── DATA ROWS
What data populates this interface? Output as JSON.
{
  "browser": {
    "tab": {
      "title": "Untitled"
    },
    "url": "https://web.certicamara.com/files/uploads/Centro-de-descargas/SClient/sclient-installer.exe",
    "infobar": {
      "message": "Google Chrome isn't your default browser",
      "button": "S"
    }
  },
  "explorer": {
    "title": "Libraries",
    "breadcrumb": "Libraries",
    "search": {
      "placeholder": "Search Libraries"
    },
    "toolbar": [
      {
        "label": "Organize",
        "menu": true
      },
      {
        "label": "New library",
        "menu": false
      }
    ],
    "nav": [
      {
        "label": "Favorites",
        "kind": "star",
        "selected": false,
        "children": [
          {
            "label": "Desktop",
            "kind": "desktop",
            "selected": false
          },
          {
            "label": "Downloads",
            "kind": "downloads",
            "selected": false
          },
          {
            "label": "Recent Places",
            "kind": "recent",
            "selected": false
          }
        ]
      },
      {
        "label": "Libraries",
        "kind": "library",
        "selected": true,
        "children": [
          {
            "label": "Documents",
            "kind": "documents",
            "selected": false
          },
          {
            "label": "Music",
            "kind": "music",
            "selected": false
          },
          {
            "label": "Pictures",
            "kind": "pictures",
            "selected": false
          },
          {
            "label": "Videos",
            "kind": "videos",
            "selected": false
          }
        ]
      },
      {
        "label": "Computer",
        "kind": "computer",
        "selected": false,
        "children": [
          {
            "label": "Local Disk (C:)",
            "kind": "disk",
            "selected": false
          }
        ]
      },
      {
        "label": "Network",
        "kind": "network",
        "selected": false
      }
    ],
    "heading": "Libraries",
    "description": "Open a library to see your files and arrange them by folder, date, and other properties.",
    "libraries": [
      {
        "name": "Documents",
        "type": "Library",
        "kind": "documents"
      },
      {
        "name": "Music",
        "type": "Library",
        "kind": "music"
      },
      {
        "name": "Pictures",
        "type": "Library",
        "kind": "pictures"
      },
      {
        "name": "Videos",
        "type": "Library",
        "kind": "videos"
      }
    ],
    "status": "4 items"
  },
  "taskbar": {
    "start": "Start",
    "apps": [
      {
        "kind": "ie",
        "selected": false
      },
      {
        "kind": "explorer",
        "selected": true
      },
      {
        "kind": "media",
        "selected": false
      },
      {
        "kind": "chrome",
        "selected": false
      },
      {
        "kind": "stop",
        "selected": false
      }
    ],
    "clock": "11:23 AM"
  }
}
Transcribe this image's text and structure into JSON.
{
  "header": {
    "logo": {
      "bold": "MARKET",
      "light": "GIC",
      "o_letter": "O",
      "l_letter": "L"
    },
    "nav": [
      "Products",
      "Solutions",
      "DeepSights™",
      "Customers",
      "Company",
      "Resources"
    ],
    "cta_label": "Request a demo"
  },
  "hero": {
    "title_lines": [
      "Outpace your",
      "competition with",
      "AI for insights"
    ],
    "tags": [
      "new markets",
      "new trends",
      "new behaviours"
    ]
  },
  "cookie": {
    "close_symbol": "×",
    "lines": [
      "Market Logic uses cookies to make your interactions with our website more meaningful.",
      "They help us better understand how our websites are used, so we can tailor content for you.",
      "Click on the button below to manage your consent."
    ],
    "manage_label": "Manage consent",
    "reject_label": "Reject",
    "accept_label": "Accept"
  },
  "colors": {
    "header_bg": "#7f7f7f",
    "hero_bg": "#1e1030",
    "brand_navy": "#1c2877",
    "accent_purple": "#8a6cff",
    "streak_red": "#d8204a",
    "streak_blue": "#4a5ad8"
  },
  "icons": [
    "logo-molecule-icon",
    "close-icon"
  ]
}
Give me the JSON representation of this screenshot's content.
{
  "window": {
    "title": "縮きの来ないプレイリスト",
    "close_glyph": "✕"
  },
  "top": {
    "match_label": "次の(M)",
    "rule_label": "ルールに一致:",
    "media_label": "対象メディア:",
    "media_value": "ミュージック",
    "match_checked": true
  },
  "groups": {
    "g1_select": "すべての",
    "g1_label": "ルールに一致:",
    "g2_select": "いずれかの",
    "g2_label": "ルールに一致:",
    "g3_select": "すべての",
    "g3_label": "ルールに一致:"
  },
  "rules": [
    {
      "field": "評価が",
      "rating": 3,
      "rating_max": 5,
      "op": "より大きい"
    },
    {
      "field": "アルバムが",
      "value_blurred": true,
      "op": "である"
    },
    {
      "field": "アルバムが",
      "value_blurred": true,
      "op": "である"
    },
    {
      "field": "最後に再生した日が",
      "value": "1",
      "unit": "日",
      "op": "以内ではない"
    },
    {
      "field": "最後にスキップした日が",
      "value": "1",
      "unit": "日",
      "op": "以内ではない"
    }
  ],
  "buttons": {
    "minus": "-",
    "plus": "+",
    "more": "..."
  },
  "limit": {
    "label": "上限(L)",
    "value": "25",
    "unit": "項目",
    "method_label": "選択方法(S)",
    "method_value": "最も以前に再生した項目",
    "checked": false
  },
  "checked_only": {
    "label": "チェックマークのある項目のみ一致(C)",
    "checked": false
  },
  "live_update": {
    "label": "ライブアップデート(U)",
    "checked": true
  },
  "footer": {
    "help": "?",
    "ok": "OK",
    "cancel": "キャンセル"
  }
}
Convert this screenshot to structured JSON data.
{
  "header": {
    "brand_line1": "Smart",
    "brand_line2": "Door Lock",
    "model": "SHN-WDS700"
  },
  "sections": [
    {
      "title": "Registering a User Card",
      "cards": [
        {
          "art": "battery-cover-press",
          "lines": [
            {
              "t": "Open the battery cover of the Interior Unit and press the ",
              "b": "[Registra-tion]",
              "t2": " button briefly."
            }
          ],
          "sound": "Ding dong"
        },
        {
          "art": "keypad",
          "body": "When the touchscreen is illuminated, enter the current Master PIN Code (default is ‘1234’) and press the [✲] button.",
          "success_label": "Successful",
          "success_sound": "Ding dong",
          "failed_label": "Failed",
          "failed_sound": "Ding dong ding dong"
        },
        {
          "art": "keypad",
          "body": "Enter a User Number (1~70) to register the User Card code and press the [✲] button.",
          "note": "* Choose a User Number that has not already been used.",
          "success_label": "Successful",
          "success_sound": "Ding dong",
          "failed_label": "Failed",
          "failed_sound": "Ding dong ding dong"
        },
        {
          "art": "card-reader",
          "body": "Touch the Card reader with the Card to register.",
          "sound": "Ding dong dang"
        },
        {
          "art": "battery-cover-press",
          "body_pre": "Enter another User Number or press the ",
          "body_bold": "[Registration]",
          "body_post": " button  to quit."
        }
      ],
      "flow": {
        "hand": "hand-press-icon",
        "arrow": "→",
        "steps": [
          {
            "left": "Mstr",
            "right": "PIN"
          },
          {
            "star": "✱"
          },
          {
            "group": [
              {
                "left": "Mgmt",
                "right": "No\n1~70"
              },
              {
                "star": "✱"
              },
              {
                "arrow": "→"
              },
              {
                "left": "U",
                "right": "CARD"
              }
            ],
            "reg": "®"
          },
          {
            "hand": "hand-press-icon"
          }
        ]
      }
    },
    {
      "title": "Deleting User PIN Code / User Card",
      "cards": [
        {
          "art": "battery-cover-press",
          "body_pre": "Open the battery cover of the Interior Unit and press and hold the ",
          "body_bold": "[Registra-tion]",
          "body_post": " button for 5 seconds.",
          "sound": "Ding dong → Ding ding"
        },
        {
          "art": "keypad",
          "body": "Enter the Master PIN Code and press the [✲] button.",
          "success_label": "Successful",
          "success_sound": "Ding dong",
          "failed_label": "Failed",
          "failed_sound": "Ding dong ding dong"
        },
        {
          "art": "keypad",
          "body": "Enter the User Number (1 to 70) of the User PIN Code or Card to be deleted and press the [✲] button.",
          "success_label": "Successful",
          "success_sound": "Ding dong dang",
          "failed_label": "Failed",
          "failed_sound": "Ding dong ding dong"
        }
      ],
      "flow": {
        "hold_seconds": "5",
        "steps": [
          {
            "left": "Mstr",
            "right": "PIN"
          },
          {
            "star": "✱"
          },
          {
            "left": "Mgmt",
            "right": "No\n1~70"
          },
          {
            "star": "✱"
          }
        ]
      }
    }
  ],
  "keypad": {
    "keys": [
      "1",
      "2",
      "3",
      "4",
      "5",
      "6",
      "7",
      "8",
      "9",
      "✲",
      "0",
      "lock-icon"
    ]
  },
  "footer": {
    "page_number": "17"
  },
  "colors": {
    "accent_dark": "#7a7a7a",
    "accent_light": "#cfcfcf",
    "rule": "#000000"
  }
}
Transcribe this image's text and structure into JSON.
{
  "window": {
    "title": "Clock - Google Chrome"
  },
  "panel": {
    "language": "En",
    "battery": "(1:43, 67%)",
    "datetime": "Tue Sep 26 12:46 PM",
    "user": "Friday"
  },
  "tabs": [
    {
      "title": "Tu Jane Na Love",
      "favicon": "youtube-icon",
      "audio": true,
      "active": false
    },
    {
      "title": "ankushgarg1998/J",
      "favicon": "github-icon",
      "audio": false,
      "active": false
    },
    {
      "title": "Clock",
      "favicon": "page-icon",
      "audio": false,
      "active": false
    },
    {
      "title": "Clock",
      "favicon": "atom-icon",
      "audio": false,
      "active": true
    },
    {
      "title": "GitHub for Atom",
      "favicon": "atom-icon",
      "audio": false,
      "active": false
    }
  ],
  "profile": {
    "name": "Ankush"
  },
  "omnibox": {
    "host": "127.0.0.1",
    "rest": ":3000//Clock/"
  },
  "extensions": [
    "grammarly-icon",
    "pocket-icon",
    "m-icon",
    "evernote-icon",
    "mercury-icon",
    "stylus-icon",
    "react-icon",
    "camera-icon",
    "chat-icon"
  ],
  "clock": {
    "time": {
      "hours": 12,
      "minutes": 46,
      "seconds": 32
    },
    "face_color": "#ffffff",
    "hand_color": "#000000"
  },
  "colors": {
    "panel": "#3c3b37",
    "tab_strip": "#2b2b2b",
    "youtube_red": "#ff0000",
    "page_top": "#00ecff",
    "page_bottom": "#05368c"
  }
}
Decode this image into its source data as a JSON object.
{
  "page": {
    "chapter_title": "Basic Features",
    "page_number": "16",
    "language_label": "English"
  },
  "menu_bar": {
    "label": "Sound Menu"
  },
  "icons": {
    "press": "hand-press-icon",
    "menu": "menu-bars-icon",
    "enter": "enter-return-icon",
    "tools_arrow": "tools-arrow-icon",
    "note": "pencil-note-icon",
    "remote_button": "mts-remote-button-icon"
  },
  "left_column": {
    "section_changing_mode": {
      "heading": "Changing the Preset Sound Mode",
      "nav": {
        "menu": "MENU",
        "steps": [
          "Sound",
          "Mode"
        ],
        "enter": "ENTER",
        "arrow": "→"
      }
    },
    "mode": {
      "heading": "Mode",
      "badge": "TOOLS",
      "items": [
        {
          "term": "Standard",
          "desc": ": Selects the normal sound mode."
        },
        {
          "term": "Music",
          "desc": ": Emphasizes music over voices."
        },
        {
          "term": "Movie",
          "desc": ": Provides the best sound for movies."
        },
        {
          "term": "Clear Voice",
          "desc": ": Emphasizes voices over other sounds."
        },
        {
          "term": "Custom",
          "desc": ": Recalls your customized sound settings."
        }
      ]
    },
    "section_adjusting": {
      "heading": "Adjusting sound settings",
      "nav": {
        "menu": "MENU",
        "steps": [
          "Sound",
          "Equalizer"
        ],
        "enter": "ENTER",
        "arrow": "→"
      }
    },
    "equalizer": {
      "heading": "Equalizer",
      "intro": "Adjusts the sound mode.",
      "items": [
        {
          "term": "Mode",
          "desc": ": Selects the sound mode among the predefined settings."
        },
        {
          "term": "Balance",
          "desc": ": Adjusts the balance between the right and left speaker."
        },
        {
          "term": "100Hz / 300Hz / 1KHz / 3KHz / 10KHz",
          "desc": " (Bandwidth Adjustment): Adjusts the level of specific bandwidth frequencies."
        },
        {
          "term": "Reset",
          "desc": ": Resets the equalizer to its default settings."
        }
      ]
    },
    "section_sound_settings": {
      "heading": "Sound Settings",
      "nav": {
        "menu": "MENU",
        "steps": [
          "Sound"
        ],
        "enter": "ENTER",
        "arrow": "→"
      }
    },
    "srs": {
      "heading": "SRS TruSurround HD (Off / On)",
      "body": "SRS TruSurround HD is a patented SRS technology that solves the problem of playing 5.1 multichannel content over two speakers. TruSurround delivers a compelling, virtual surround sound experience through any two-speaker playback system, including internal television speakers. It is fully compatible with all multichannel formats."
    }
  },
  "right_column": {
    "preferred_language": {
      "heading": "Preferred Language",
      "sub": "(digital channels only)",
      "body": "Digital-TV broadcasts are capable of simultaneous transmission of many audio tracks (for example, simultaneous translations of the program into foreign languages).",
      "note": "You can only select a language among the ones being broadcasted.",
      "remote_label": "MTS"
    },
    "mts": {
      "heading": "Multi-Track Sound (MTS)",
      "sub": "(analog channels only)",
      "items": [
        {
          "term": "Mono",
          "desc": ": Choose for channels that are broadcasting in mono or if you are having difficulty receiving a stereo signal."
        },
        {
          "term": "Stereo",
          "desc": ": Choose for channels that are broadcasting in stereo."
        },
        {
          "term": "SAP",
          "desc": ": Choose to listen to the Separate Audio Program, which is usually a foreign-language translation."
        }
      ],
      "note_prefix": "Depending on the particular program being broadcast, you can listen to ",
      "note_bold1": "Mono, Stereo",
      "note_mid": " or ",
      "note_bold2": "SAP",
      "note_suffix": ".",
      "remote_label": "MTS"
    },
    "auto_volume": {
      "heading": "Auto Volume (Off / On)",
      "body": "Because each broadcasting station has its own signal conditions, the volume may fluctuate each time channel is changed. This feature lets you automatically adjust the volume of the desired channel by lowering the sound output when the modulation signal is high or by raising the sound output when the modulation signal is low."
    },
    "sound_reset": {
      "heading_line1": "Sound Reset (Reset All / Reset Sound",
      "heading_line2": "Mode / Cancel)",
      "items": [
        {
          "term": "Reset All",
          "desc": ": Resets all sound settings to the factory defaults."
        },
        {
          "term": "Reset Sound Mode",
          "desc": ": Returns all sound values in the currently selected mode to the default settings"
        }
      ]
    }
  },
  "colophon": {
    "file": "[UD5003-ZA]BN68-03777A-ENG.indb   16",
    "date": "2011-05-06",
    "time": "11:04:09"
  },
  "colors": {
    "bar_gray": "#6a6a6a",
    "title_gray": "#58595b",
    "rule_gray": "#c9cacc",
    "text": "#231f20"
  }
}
────
→ **TASK REQUIREMENTS**:
Show all lines in the entries above where the string "screenshot" appears.

→ **COMPLETED EXERCISE**:
Give me the JSON representation of this screenshot's content.
Convert this screenshot to structured JSON data.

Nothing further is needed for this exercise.